### Given instruction
State how many lines of the entries below hold the word "ylabel"; reply with nothing but the number.

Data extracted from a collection
☆ ☆ ☆ ☆ ☆ ☆ ☆
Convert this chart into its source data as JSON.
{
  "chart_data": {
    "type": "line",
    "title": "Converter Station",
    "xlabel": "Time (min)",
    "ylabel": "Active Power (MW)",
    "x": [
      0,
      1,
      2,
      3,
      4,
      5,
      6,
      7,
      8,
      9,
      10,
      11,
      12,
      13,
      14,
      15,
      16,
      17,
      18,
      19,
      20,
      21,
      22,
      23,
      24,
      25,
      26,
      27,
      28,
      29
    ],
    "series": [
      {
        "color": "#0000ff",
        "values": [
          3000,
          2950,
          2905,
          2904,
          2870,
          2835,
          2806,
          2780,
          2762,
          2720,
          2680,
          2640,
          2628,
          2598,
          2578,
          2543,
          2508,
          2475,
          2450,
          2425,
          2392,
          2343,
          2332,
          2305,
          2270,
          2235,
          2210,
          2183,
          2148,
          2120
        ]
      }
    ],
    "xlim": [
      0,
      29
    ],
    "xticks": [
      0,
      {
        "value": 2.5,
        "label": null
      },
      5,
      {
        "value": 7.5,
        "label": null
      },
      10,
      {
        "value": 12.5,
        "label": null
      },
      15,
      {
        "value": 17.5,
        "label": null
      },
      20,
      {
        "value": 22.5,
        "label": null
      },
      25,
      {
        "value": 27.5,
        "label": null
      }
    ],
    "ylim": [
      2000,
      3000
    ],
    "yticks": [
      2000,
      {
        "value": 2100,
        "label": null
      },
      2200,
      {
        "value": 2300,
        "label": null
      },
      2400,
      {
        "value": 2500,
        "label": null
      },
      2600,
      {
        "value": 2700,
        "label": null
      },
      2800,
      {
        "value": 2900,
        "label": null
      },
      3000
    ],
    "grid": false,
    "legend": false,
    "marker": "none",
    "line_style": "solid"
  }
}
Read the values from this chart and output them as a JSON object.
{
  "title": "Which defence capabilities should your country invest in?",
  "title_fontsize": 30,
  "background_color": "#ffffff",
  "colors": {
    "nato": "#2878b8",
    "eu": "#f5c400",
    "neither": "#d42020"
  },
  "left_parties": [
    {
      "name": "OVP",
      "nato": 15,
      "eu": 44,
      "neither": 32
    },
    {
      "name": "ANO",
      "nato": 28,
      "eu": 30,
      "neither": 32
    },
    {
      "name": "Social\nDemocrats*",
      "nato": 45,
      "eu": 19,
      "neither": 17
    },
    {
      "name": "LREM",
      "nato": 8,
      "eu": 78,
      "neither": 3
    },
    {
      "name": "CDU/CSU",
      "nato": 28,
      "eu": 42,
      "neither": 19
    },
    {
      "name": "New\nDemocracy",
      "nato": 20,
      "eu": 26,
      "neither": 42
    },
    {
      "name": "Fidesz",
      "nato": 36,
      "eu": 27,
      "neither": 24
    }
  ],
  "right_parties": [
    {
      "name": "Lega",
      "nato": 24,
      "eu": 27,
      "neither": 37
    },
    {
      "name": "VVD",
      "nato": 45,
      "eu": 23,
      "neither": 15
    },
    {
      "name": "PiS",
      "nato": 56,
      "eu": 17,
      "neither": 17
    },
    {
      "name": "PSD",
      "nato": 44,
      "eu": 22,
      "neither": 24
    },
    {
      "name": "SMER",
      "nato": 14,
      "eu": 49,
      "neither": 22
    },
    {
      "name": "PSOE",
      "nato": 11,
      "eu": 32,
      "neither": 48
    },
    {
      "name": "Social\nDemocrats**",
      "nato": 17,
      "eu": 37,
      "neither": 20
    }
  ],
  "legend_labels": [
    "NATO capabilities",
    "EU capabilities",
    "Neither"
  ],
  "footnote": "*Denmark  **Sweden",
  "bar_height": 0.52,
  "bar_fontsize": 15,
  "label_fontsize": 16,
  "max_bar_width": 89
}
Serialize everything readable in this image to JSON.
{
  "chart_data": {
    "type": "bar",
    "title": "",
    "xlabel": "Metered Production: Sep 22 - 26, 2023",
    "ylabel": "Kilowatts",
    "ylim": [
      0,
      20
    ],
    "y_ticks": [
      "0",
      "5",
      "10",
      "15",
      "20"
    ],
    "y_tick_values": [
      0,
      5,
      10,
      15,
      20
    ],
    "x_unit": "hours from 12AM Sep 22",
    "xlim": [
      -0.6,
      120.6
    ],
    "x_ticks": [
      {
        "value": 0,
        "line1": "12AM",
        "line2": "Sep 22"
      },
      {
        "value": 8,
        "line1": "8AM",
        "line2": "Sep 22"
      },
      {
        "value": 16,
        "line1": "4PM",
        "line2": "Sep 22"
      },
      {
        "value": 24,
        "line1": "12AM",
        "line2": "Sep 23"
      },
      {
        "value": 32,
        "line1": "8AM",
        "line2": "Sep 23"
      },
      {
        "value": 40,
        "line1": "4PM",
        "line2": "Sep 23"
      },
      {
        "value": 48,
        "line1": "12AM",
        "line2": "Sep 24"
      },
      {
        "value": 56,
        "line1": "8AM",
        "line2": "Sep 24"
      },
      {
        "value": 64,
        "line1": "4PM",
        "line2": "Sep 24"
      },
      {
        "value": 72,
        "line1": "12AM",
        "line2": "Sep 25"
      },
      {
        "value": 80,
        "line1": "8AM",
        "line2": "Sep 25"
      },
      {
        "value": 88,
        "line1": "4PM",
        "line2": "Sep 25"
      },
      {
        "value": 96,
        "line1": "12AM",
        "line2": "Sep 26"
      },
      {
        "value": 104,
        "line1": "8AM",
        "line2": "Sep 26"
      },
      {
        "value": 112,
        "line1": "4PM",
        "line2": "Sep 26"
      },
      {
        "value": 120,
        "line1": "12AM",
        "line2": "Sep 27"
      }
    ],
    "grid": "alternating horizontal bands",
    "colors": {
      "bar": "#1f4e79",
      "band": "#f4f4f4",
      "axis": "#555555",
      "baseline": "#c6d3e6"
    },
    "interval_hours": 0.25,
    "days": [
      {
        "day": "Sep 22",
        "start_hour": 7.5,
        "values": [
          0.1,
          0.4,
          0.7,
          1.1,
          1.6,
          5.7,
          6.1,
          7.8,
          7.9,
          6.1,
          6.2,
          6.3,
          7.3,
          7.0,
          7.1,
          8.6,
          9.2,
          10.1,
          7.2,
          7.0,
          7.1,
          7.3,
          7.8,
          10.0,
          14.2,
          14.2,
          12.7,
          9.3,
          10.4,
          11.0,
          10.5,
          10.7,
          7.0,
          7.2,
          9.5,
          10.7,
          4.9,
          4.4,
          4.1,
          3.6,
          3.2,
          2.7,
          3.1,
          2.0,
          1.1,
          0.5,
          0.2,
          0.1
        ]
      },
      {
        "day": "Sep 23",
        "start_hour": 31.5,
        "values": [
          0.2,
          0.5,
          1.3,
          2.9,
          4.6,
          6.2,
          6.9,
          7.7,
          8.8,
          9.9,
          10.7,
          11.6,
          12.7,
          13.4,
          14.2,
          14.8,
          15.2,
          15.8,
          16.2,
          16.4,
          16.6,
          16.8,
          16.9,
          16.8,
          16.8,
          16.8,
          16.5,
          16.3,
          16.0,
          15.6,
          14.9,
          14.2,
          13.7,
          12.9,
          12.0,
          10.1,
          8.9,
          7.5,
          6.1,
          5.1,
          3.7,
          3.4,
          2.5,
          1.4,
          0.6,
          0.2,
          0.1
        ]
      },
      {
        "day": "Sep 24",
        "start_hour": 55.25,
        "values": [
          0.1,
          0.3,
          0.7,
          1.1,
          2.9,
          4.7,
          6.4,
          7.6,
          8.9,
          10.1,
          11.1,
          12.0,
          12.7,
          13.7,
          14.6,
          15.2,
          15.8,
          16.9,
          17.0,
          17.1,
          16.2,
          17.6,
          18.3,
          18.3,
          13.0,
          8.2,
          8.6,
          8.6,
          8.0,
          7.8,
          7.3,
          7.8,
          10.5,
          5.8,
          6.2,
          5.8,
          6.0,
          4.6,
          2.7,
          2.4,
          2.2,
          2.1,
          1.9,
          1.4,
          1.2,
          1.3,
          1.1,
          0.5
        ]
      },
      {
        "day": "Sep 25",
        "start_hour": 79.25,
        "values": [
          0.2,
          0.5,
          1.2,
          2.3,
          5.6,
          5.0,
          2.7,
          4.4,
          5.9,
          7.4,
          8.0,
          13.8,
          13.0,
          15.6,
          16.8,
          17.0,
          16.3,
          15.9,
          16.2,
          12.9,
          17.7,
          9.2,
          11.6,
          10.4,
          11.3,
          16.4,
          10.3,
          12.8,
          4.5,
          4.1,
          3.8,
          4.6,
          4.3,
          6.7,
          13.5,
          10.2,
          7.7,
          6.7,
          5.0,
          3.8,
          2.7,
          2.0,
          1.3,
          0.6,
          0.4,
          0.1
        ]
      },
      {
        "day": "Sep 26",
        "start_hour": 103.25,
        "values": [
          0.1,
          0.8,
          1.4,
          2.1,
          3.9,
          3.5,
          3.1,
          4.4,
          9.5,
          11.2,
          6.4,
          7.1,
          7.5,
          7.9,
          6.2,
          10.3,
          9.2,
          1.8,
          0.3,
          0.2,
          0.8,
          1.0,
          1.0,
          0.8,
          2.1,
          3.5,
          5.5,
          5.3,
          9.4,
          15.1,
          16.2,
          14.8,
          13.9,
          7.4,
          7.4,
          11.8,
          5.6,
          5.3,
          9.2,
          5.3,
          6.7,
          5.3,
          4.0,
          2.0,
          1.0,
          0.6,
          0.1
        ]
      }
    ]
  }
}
☆ ☆ ☆ ☆ ☆ ☆ ☆
### Task output
2